Task requirements: For each line that holds "water", copy the line out.

**** Listing

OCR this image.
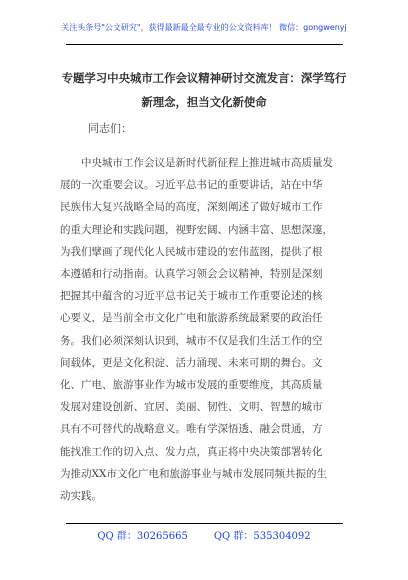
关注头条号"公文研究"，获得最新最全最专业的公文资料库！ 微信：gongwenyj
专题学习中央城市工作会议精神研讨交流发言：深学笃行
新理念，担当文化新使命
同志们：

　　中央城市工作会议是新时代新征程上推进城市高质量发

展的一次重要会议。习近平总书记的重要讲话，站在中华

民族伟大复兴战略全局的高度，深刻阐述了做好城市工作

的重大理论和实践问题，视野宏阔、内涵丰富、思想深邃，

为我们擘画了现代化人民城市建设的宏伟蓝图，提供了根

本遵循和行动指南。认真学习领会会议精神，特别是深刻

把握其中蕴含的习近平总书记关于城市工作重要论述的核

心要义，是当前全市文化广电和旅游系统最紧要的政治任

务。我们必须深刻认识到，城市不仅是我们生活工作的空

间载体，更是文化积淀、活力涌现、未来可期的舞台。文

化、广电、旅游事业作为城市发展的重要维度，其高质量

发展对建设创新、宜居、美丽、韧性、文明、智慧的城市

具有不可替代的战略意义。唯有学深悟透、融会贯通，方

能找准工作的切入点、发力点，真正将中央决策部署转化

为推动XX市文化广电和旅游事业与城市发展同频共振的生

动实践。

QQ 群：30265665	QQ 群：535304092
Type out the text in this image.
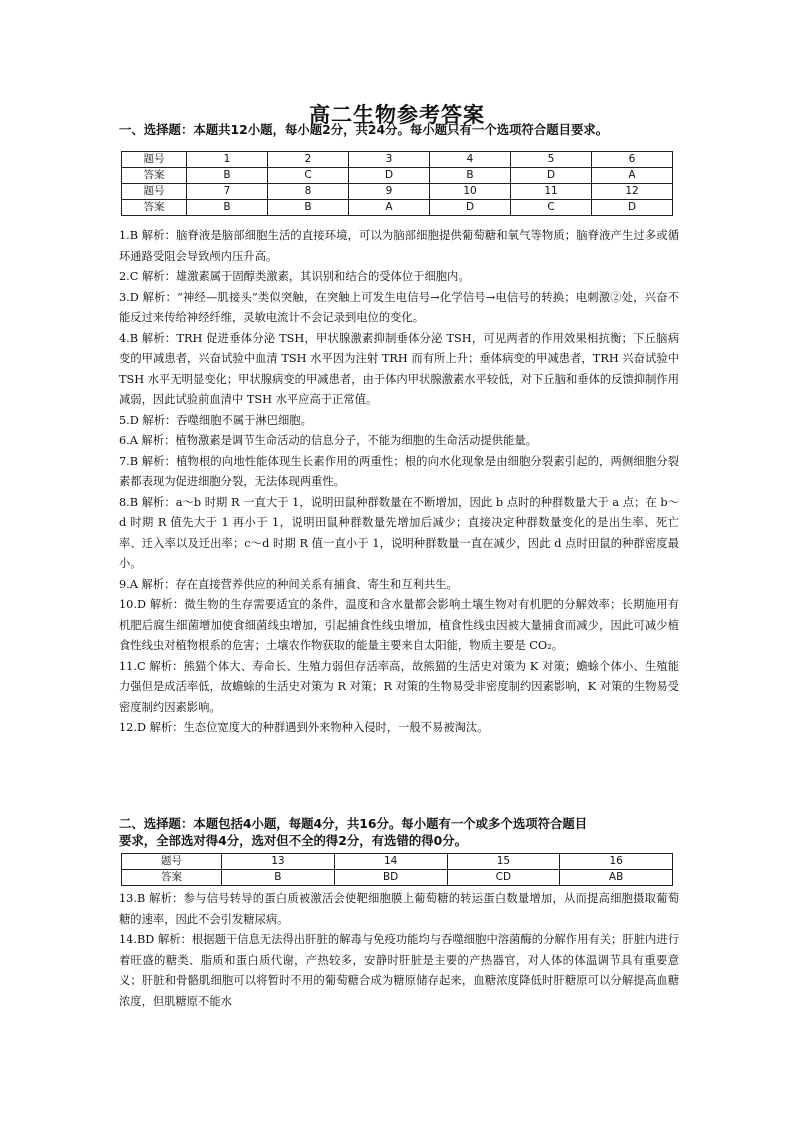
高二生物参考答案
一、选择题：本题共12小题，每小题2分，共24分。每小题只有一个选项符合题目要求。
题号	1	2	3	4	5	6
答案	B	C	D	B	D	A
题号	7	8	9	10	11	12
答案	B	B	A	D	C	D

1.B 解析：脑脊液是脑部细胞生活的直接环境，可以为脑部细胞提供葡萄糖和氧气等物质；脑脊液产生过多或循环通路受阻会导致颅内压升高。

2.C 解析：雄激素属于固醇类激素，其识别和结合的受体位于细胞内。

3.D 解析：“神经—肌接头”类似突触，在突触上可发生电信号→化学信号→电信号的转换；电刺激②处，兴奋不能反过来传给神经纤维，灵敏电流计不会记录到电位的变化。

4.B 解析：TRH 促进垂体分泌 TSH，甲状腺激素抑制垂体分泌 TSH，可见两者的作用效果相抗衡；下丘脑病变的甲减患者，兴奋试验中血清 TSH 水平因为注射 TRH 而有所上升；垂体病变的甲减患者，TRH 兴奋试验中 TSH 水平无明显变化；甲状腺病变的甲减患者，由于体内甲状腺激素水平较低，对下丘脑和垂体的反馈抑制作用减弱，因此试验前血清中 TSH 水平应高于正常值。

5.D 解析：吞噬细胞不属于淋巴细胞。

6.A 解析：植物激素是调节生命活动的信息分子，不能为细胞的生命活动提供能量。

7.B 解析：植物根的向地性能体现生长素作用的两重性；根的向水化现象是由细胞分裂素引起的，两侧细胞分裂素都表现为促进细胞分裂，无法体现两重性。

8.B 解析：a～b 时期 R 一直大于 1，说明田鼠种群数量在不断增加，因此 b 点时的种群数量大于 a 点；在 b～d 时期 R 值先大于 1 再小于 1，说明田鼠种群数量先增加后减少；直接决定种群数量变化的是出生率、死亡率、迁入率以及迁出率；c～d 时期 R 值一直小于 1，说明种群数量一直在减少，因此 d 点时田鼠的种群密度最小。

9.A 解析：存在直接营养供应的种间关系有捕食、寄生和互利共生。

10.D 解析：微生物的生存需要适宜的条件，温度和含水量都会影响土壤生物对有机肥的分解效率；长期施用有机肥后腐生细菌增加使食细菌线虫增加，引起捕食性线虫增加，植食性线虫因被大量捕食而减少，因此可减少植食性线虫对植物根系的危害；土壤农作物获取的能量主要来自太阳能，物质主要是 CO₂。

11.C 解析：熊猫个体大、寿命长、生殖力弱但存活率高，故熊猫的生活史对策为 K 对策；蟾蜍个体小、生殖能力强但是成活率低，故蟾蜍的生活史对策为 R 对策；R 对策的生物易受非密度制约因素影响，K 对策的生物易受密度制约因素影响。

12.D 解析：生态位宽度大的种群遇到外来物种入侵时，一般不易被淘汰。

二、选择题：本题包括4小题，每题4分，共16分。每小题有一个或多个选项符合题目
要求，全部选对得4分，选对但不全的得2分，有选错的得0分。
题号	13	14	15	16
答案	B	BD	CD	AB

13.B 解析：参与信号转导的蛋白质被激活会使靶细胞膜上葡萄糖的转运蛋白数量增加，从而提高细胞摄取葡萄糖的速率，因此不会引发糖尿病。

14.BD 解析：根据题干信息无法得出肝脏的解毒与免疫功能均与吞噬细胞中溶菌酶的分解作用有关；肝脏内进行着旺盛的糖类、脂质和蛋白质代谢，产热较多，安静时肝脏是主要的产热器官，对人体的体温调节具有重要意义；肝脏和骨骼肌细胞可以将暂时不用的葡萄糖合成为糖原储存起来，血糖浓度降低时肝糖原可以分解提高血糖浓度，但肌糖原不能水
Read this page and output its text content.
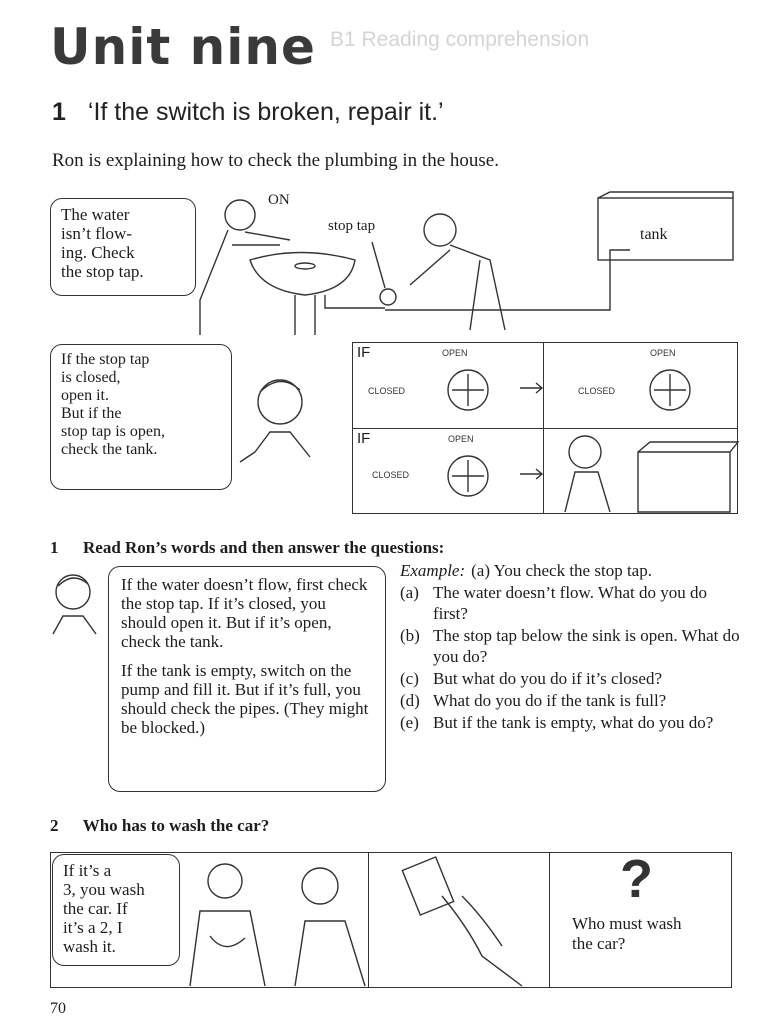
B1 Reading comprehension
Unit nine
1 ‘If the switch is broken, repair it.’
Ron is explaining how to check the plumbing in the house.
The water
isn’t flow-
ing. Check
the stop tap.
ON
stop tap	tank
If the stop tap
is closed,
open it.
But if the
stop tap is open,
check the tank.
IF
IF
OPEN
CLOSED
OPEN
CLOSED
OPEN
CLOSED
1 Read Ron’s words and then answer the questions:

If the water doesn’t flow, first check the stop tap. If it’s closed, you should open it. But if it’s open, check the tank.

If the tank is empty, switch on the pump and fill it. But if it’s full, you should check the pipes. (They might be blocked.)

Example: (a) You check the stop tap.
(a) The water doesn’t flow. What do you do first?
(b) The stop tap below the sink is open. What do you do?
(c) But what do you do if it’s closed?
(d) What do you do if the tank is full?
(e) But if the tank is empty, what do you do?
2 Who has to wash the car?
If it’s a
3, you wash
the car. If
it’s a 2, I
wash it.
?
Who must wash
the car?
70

********

The solution:
The water
If the water doesn’t flow, first check the stop tap. If it’s closed, you should open it. But if it’s open, check the tank.
(a) The water doesn’t flow. What do you do first?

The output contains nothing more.